### Consigne
Reprenez le passage de l'extrait ci-dessous sur les minorités nationales qui s'ouvre sur les mots contenant "89. Le Comité" et se termine par "les plus actifs.", en changeant "Conseil de coordination" en "Conseil des minorités".

89. Le Comité consultatif estime également que, outre le Conseil de coordination pour les minorités nationales, il est important que le gouvernement entretienne un dialogue direct avec les organisations représentant chacune des minorités nationales. Ceci permettra au gouvernement de connaître et agir en faveur de leurs préoccupations spécifiques et éviter de se retrouver dans une situation où les intérêts promus par le Conseil de coordination ne reflètent que les besoins des groupes minoritaires les plus actifs.

90. S'agissant de la participation effective des personnes appartenant aux minorités nationales à la gestion des affaires publiques, le Comité consultatif reconnaît que, dans la pratique, ces personnes sont présentes dans la vie politique du pays. Au niveau local, ceci est possible à travers les structures élues et les exécutifs des unités territoriales d'implantation substantielle des minorités nationales (notamment dans la Gagaouzie, qui dispose d'une assemblée populaire et d'organes exécutifs autonomes, et dont le Gouverneur est d'office membre du gouvernement moldave, ainsi que dans le district de Taraclia). Au niveau national des personnes appartenant aux minorités nationales sont membres du parlement, même s'il n'y a pas de sièges réservés aux minorités nationales. De même, ces personnes occupent des fonctions ministérielles, ainsi que des positions dans les différentes structures de l'exécutif. Le Comité consultatif encourage les autorités moldaves à veiller à ce que les minorités numériquement moins importantes puissent également faire entendre leur voix et promouvoir leurs intérêts spécifiques.

### Données affichées

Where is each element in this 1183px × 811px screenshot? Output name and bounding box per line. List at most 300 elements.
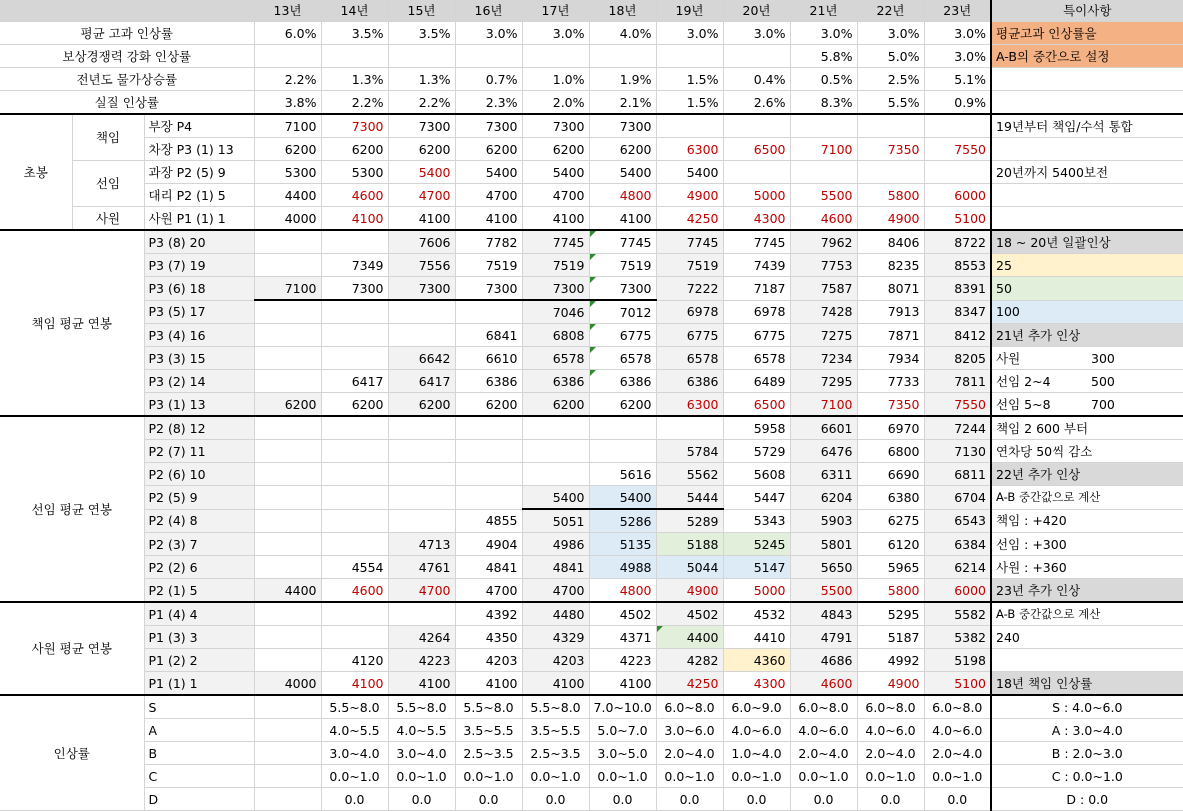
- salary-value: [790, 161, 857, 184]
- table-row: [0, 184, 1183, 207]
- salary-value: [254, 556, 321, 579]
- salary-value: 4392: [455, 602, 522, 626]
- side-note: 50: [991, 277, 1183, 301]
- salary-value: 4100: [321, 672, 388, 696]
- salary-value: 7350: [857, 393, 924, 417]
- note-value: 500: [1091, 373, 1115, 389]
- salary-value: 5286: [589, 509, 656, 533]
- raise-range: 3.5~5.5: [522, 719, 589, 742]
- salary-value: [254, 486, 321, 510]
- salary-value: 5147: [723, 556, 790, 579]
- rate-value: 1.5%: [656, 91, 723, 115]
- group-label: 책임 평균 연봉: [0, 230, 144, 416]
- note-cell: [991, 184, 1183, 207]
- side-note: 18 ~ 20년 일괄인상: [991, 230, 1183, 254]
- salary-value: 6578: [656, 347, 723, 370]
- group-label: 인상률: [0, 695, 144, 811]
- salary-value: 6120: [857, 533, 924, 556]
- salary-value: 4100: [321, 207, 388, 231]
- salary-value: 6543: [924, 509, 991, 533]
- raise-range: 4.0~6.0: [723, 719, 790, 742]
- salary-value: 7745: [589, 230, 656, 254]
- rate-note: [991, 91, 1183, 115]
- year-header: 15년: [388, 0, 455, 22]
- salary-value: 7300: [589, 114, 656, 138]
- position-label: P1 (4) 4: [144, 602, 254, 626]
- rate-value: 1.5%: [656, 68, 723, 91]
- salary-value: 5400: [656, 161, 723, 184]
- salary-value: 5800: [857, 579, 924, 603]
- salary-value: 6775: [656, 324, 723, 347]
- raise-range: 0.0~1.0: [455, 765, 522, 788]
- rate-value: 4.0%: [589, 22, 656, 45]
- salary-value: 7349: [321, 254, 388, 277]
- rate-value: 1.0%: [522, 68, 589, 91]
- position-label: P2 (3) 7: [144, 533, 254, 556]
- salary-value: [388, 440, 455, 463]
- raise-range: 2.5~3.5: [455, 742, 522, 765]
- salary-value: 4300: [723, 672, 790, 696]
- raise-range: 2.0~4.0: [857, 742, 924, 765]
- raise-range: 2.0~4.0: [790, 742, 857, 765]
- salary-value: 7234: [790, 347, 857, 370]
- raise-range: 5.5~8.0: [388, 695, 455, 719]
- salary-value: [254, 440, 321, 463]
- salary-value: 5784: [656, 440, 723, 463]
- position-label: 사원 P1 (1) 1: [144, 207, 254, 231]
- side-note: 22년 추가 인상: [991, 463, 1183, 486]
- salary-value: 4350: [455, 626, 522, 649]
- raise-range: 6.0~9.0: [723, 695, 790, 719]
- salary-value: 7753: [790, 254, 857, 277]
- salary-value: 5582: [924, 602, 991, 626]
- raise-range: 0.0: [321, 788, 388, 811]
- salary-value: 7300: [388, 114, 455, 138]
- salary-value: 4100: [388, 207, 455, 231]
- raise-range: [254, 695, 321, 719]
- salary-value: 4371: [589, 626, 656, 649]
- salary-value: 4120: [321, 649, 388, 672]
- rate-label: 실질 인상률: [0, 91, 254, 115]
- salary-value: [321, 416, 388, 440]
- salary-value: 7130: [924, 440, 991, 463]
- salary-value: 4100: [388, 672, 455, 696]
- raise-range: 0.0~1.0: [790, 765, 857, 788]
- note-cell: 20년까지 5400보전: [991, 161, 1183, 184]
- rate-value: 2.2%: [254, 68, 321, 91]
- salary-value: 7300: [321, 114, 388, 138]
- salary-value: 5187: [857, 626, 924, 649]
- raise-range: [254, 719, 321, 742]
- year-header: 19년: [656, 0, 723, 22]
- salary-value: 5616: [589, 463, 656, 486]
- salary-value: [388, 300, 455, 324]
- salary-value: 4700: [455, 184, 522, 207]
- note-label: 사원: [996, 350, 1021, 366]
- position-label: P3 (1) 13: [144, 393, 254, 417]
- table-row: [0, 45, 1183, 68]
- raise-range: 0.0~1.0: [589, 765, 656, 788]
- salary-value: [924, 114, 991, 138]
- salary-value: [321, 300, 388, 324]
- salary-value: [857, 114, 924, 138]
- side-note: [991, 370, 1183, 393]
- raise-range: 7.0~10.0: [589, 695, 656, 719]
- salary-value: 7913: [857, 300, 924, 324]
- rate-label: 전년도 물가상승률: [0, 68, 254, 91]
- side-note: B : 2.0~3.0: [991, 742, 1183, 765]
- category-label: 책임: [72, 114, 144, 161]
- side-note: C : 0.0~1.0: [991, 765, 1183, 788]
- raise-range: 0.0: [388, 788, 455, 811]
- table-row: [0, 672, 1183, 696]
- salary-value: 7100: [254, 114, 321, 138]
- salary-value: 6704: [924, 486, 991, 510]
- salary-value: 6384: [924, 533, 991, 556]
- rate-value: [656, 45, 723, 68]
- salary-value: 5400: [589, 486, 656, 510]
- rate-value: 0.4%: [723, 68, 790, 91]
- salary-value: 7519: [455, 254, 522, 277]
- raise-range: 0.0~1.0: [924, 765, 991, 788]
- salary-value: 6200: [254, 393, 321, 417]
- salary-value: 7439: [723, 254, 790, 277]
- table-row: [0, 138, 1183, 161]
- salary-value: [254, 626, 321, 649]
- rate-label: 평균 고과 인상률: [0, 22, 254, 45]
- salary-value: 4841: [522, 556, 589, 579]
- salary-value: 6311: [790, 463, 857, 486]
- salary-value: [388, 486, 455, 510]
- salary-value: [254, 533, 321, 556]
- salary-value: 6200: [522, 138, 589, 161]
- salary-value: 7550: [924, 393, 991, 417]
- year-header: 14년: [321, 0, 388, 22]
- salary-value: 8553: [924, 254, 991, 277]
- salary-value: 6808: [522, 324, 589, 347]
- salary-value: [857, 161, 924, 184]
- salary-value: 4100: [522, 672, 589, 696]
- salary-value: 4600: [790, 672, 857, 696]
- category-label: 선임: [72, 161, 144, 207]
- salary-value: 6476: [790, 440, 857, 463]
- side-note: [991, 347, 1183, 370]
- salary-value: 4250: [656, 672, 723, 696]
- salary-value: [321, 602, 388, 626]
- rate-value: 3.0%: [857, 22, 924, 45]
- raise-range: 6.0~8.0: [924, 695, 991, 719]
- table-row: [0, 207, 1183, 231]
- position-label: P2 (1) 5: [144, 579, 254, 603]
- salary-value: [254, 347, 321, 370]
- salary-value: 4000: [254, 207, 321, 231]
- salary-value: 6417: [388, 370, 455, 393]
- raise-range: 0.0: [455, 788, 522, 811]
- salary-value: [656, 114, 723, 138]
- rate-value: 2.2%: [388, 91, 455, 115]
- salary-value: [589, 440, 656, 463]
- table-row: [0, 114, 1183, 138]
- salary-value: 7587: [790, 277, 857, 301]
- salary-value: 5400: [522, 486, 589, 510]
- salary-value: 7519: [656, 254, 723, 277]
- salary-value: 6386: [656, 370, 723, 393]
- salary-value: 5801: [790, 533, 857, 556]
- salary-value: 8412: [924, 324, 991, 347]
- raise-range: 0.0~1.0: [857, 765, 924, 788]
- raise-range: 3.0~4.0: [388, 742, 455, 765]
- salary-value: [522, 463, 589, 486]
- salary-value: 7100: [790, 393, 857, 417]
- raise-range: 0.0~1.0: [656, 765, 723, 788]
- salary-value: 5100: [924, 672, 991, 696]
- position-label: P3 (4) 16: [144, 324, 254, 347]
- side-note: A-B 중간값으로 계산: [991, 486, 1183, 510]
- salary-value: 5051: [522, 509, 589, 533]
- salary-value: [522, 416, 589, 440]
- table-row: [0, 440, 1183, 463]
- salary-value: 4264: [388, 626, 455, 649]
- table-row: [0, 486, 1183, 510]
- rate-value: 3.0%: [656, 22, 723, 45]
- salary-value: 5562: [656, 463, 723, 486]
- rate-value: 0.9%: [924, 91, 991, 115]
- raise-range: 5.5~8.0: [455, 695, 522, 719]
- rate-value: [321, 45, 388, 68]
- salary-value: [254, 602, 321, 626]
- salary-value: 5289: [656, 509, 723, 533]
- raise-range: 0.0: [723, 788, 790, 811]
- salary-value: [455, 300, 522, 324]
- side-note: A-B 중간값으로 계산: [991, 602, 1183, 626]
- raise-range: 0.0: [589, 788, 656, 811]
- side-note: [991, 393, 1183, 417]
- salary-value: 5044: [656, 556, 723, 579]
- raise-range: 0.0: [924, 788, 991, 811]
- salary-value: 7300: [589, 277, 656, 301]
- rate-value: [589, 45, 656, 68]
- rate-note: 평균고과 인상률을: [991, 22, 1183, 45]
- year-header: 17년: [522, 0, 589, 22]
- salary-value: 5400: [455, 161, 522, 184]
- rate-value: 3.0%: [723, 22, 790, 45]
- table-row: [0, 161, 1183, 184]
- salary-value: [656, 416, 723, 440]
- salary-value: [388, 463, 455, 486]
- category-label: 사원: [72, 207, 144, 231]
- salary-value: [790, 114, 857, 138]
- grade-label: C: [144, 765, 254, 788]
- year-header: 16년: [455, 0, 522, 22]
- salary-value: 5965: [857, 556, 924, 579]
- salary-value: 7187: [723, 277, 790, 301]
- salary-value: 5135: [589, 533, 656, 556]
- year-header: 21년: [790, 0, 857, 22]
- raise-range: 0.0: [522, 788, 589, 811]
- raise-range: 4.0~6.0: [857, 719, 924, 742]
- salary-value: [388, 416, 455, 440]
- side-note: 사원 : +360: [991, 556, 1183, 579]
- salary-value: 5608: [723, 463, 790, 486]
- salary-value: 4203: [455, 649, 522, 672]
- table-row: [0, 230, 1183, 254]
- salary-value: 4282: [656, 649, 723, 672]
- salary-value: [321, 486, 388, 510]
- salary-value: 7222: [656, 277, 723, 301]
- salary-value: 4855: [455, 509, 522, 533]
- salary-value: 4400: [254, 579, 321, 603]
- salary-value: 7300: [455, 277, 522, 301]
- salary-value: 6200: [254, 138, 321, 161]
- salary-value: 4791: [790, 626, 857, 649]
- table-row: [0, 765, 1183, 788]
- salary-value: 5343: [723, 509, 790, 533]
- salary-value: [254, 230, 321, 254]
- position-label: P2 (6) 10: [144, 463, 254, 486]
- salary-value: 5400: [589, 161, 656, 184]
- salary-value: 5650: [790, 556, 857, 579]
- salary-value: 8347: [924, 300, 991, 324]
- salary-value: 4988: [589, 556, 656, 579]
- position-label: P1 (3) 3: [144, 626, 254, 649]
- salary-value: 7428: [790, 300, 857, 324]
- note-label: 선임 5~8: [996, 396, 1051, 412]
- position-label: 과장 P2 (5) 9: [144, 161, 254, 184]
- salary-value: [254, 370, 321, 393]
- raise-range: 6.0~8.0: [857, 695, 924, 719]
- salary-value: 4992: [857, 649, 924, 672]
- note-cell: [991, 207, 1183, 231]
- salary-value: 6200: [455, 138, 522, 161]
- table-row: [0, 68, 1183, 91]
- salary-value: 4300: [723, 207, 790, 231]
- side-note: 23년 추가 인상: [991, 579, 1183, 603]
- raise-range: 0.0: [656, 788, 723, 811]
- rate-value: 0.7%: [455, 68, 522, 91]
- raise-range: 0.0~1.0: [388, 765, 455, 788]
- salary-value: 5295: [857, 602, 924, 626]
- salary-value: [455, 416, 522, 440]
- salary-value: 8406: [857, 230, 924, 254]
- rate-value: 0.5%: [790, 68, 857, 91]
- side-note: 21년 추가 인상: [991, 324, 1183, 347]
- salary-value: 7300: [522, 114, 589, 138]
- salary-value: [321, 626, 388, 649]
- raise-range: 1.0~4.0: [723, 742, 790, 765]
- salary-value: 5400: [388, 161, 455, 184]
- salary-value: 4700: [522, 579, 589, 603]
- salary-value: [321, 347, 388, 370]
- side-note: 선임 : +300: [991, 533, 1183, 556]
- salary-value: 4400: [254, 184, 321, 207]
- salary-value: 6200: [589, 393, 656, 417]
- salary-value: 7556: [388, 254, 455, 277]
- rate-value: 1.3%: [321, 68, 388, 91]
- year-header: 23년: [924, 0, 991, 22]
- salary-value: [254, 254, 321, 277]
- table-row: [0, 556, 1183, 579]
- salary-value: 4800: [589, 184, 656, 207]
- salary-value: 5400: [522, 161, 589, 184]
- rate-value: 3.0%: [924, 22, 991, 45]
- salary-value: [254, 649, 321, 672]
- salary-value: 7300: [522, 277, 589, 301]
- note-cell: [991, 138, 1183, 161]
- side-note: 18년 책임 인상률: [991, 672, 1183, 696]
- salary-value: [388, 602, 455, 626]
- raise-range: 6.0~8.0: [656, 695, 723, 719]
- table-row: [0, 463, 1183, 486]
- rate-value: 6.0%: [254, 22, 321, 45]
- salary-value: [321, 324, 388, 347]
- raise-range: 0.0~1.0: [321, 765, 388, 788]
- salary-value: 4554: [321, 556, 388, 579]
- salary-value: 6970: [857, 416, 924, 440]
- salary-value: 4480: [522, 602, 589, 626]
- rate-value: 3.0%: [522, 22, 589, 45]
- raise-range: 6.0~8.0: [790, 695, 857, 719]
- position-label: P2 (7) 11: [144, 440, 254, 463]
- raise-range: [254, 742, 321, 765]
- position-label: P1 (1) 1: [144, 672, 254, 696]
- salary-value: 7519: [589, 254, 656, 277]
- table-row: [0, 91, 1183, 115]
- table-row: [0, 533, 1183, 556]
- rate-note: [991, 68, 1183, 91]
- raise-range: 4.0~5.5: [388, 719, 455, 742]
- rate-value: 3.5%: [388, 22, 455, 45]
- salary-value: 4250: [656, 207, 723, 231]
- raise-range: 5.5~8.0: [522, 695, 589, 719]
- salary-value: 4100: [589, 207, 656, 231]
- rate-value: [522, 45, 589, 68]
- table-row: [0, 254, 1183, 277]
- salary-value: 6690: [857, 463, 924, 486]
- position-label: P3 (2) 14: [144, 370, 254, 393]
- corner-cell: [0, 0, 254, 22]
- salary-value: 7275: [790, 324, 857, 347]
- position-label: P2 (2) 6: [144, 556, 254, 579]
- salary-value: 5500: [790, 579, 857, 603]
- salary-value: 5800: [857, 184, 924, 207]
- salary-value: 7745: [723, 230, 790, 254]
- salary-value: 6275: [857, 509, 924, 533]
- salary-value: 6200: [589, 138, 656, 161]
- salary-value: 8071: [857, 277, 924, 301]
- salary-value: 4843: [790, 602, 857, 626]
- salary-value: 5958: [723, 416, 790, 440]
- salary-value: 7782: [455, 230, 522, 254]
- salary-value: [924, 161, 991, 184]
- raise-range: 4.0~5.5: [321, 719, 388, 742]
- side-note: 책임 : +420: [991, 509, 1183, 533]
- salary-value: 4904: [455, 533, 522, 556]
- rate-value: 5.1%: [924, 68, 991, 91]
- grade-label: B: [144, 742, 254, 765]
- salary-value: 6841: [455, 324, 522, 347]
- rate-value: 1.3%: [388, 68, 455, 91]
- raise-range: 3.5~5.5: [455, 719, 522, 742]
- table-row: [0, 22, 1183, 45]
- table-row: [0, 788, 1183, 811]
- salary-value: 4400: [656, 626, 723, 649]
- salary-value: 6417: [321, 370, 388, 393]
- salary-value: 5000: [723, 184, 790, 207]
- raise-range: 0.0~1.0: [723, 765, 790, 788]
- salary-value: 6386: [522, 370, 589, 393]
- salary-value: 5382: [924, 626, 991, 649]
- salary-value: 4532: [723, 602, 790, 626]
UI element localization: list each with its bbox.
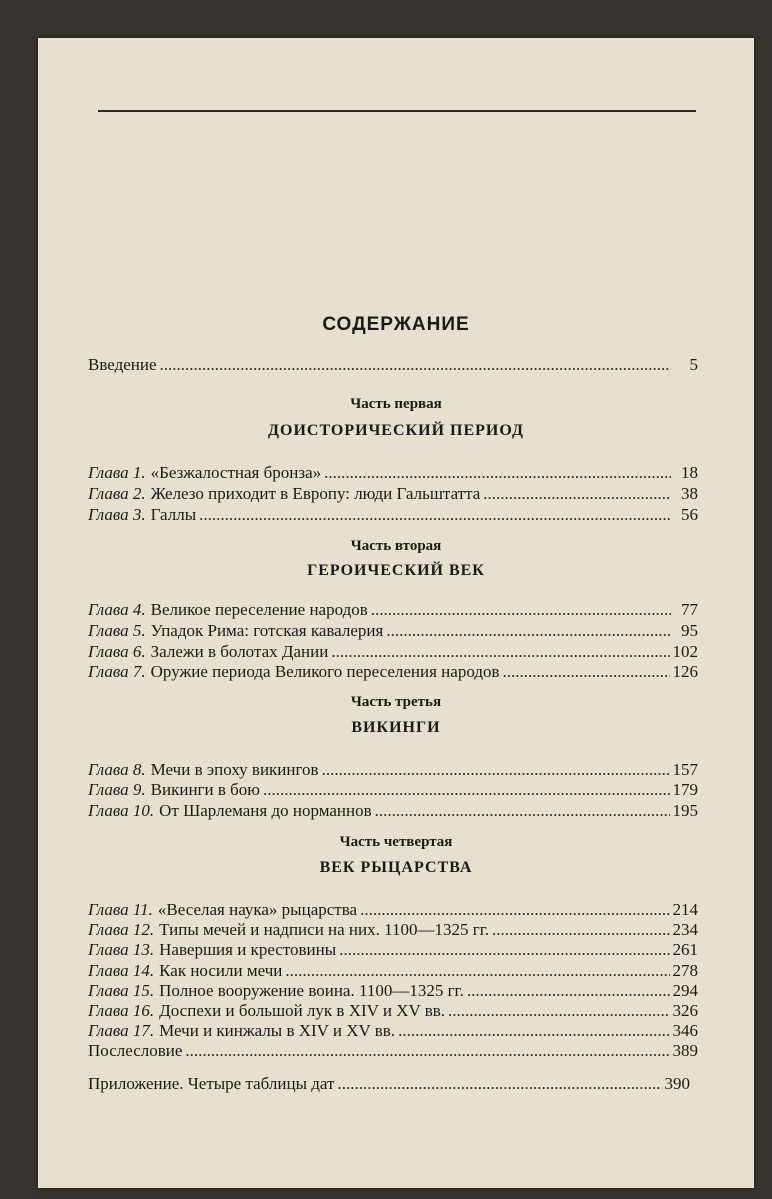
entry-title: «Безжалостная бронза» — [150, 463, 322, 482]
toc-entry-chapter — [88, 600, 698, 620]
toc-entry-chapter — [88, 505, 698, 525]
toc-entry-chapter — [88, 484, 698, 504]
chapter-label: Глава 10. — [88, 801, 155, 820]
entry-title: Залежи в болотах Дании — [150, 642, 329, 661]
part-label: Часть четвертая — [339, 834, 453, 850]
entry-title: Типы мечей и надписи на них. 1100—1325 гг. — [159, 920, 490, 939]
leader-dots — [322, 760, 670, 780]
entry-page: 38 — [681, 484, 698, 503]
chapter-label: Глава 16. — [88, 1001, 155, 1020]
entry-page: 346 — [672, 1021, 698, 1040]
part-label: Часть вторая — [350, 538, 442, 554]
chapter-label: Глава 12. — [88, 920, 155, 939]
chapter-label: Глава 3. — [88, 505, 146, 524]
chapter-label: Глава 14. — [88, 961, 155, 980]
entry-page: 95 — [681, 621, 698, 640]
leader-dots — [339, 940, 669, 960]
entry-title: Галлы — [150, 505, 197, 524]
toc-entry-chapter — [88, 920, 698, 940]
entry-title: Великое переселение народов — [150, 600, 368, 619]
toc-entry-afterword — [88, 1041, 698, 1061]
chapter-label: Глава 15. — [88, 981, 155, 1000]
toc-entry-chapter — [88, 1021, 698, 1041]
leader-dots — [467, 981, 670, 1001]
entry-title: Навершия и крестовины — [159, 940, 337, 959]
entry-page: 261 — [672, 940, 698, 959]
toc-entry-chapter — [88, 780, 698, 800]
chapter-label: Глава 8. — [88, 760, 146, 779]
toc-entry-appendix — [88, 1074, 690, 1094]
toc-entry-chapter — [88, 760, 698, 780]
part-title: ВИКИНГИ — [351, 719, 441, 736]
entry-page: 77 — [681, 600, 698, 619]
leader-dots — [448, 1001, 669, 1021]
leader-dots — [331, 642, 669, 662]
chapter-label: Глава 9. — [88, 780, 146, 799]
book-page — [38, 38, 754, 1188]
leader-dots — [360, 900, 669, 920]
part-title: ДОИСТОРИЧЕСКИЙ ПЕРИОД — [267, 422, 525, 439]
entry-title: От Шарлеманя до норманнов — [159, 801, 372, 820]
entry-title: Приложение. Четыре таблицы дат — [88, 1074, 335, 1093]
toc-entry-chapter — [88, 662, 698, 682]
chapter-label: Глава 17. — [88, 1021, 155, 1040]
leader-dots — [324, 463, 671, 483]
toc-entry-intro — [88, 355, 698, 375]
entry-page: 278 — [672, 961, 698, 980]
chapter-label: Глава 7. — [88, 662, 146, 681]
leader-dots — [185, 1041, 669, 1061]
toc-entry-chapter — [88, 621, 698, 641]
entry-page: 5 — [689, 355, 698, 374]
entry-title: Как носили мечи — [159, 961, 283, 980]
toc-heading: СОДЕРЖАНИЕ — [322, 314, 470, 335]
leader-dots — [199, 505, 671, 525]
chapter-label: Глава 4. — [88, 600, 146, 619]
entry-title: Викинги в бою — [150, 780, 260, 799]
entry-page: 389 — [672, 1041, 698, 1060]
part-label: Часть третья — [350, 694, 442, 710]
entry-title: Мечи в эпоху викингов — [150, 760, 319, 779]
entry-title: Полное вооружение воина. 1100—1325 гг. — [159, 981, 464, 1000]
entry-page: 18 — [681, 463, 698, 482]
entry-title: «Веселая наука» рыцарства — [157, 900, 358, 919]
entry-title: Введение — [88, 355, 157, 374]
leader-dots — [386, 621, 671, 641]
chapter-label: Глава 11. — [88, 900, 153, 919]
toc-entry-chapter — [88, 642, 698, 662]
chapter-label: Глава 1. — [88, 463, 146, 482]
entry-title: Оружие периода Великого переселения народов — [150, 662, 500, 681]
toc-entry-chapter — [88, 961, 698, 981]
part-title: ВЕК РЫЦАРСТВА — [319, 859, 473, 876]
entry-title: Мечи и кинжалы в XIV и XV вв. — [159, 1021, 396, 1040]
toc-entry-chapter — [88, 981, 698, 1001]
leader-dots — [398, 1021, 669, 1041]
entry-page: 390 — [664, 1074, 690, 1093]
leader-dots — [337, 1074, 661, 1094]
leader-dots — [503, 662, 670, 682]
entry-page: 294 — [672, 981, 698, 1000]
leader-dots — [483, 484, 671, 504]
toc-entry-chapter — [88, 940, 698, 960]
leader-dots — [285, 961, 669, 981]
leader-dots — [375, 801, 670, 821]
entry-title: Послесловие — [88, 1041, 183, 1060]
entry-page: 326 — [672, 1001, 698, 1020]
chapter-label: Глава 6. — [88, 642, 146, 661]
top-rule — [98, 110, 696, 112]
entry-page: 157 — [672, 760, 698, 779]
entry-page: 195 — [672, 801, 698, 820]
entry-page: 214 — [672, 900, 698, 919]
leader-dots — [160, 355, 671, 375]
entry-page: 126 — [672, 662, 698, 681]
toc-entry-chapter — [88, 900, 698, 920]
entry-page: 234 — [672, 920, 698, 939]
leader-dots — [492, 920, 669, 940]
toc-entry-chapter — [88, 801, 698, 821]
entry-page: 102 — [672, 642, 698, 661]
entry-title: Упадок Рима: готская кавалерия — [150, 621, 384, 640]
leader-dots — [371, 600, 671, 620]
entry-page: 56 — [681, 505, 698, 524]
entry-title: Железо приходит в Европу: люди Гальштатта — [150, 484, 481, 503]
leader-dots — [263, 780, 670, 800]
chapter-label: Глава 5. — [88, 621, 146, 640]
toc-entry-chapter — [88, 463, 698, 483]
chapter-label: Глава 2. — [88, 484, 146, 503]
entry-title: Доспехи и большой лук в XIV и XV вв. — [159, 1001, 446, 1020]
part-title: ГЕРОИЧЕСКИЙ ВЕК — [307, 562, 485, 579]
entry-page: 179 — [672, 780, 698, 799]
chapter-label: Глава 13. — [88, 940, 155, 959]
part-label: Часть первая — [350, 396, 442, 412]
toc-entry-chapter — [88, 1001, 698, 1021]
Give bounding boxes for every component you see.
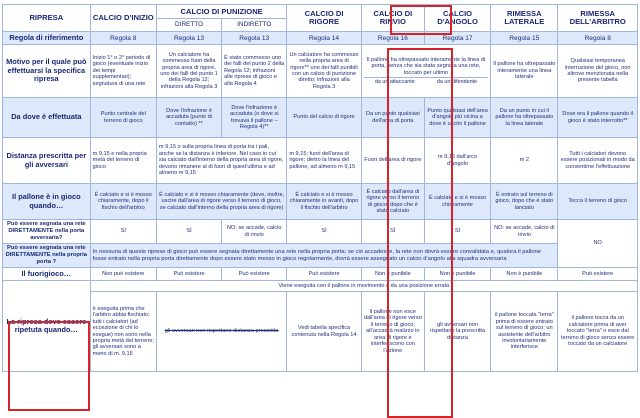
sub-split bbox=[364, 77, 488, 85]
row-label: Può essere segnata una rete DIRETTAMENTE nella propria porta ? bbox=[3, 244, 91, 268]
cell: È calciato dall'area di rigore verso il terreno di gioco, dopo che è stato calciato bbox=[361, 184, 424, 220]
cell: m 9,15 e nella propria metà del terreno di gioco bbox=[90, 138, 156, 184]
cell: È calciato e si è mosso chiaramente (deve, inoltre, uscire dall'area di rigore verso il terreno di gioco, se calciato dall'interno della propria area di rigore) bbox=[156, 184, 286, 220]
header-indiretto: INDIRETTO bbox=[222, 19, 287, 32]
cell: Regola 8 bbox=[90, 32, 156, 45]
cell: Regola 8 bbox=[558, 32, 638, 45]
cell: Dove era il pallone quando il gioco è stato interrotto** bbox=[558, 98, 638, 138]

### Réponse complète
89. Le Comité consultatif estime également que, outre le Conseil des minorités pour les minorités nationales, il est important que le gouvernement entretienne un dialogue direct avec les organisations représentant chacune des minorités nationales. Ceci permettra au gouvernement de connaître et agir en faveur de leurs préoccupations spécifiques et éviter de se retrouver dans une situation où les intérêts promus par le Conseil des minorités ne reflètent que les besoins des groupes minoritaires les plus actifs.